Given problem: Transcribe the entries below exactly.

Record list:
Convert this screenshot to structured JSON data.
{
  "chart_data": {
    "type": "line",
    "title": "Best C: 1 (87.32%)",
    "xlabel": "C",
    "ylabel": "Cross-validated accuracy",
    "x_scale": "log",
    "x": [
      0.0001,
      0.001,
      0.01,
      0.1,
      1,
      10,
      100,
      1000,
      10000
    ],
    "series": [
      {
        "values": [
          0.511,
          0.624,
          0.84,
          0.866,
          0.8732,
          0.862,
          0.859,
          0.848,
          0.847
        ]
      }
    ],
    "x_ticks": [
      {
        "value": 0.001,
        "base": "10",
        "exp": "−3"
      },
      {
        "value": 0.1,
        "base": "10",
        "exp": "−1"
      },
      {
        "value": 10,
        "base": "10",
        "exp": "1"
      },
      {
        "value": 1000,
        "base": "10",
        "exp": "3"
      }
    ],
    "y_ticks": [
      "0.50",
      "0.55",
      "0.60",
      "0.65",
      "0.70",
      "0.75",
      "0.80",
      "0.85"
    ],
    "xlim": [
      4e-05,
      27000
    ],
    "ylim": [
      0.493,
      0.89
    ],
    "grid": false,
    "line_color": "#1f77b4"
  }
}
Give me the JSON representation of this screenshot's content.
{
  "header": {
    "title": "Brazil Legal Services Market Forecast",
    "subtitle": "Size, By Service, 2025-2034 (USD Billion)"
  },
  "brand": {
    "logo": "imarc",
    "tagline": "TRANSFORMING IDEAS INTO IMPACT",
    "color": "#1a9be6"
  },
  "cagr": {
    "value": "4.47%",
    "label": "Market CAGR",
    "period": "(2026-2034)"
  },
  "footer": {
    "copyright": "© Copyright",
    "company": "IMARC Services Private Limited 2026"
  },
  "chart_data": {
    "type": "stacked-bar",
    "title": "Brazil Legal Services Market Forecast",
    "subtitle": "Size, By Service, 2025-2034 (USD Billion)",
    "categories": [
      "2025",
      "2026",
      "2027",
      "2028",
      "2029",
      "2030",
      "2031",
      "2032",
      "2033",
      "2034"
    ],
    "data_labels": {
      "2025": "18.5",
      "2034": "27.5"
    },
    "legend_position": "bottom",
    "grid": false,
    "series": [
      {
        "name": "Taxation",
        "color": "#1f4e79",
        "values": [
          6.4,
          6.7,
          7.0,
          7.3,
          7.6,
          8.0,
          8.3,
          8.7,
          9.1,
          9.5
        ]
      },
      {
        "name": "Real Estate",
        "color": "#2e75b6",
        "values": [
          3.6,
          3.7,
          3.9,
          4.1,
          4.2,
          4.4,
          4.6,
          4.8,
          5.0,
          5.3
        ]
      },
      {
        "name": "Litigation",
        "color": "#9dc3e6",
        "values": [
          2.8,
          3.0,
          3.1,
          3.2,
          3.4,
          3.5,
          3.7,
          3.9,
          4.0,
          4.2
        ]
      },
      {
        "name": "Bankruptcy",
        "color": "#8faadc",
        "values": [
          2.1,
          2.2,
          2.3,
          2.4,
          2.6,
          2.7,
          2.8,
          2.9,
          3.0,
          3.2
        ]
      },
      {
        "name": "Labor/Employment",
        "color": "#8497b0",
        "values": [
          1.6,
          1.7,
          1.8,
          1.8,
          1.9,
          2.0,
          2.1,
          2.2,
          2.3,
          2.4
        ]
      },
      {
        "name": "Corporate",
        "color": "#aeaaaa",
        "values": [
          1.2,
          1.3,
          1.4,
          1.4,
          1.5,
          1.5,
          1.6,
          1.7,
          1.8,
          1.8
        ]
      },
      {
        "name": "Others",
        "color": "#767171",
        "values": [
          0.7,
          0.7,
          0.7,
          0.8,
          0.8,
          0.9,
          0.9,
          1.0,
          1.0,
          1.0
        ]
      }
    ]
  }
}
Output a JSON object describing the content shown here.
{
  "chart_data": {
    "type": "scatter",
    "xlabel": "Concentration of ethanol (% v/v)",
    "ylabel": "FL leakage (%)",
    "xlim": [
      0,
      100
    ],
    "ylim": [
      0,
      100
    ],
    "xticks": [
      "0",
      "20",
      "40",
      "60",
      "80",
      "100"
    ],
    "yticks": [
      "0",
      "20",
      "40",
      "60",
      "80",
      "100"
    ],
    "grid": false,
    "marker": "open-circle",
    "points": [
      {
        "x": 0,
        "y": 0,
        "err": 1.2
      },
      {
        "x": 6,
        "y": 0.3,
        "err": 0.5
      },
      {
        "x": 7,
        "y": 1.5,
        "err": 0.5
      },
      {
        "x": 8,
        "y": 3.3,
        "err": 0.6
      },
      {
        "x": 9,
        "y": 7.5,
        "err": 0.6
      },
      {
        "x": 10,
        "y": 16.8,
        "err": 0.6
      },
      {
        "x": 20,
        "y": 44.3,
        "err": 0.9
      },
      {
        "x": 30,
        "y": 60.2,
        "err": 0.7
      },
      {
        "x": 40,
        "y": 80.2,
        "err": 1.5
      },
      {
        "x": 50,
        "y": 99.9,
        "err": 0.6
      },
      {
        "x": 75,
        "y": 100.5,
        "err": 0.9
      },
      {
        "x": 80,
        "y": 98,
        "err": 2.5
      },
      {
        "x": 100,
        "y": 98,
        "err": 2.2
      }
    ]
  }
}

Written answer:
Convert this screenshot to structured JSON data.
{
  "chart_data": {
    "type": "line",
    "title": "Best C: 1 (87.32%)",
    "xlabel": "C",
    "ylabel": "Cross-validated accuracy",
    "x_scale": "log",
    "x": [
      0.0001,
      0.001,
      0.01,
      0.1,
      1,
      10,
      100,
      1000,
      10000
    ],
    "series": [
      {
        "values": [
          0.511,
          0.624,
          0.84,
          0.866,
          0.8732,
          0.862,
          0.859,
          0.848,
          0.847
        ]
      }
    ],
    "x_ticks": [
      {
        "value": 0.001,
        "base": "10",
        "exp": "−3"
      },
      {
        "value": 0.1,
        "base": "10",
        "exp": "−1"
      },
      {
        "value": 10,
        "base": "10",
        "exp": "1"
      },
      {
        "value": 1000,
        "base": "10",
        "exp": "3"
      }
    ],
    "y_ticks": [
      "0.50",
      "0.55",
      "0.60",
      "0.65",
      "0.70",
      "0.75",
      "0.80",
      "0.85"
    ],
    "xlim": [
      4e-05,
      27000
    ],
    "ylim": [
      0.493,
      0.89
    ],
    "grid": false,
    "line_color": "#1f77b4"
  }
}
Give me the JSON representation of this screenshot's content.
{
  "header": {
    "title": "Brazil Legal Services Market Forecast",
    "subtitle": "Size, By Service, 2025-2034 (USD Billion)"
  },
  "brand": {
    "logo": "imarc",
    "tagline": "TRANSFORMING IDEAS INTO IMPACT",
    "color": "#1a9be6"
  },
  "cagr": {
    "value": "4.47%",
    "label": "Market CAGR",
    "period": "(2026-2034)"
  },
  "footer": {
    "copyright": "© Copyright",
    "company": "IMARC Services Private Limited 2026"
  },
  "chart_data": {
    "type": "stacked-bar",
    "title": "Brazil Legal Services Market Forecast",
    "subtitle": "Size, By Service, 2025-2034 (USD Billion)",
    "categories": [
      "2025",
      "2026",
      "2027",
      "2028",
      "2029",
      "2030",
      "2031",
      "2032",
      "2033",
      "2034"
    ],
    "data_labels": {
      "2025": "18.5",
      "2034": "27.5"
    },
    "legend_position": "bottom",
    "grid": false,
    "series": [
      {
        "name": "Taxation",
        "color": "#1f4e79",
        "values": [
          6.4,
          6.7,
          7.0,
          7.3,
          7.6,
          8.0,
          8.3,
          8.7,
          9.1,
          9.5
        ]
      },
      {
        "name": "Real Estate",
        "color": "#2e75b6",
        "values": [
          3.6,
          3.7,
          3.9,
          4.1,
          4.2,
          4.4,
          4.6,
          4.8,
          5.0,
          5.3
        ]
      },
      {
        "name": "Litigation",
        "color": "#9dc3e6",
        "values": [
          2.8,
          3.0,
          3.1,
          3.2,
          3.4,
          3.5,
          3.7,
          3.9,
          4.0,
          4.2
        ]
      },
      {
        "name": "Bankruptcy",
        "color": "#8faadc",
        "values": [
          2.1,
          2.2,
          2.3,
          2.4,
          2.6,
          2.7,
          2.8,
          2.9,
          3.0,
          3.2
        ]
      },
      {
        "name": "Labor/Employment",
        "color": "#8497b0",
        "values": [
          1.6,
          1.7,
          1.8,
          1.8,
          1.9,
          2.0,
          2.1,
          2.2,
          2.3,
          2.4
        ]
      },
      {
        "name": "Corporate",
        "color": "#aeaaaa",
        "values": [
          1.2,
          1.3,
          1.4,
          1.4,
          1.5,
          1.5,
          1.6,
          1.7,
          1.8,
          1.8
        ]
      },
      {
        "name": "Others",
        "color": "#767171",
        "values": [
          0.7,
          0.7,
          0.7,
          0.8,
          0.8,
          0.9,
          0.9,
          1.0,
          1.0,
          1.0
        ]
      }
    ]
  }
}
Output a JSON object describing the content shown here.
{
  "chart_data": {
    "type": "scatter",
    "xlabel": "Concentration of ethanol (% v/v)",
    "ylabel": "FL leakage (%)",
    "xlim": [
      0,
      100
    ],
    "ylim": [
      0,
      100
    ],
    "xticks": [
      "0",
      "20",
      "40",
      "60",
      "80",
      "100"
    ],
    "yticks": [
      "0",
      "20",
      "40",
      "60",
      "80",
      "100"
    ],
    "grid": false,
    "marker": "open-circle",
    "points": [
      {
        "x": 0,
        "y": 0,
        "err": 1.2
      },
      {
        "x": 6,
        "y": 0.3,
        "err": 0.5
      },
      {
        "x": 7,
        "y": 1.5,
        "err": 0.5
      },
      {
        "x": 8,
        "y": 3.3,
        "err": 0.6
      },
      {
        "x": 9,
        "y": 7.5,
        "err": 0.6
      },
      {
        "x": 10,
        "y": 16.8,
        "err": 0.6
      },
      {
        "x": 20,
        "y": 44.3,
        "err": 0.9
      },
      {
        "x": 30,
        "y": 60.2,
        "err": 0.7
      },
      {
        "x": 40,
        "y": 80.2,
        "err": 1.5
      },
      {
        "x": 50,
        "y": 99.9,
        "err": 0.6
      },
      {
        "x": 75,
        "y": 100.5,
        "err": 0.9
      },
      {
        "x": 80,
        "y": 98,
        "err": 2.5
      },
      {
        "x": 100,
        "y": 98,
        "err": 2.2
      }
    ]
  }
}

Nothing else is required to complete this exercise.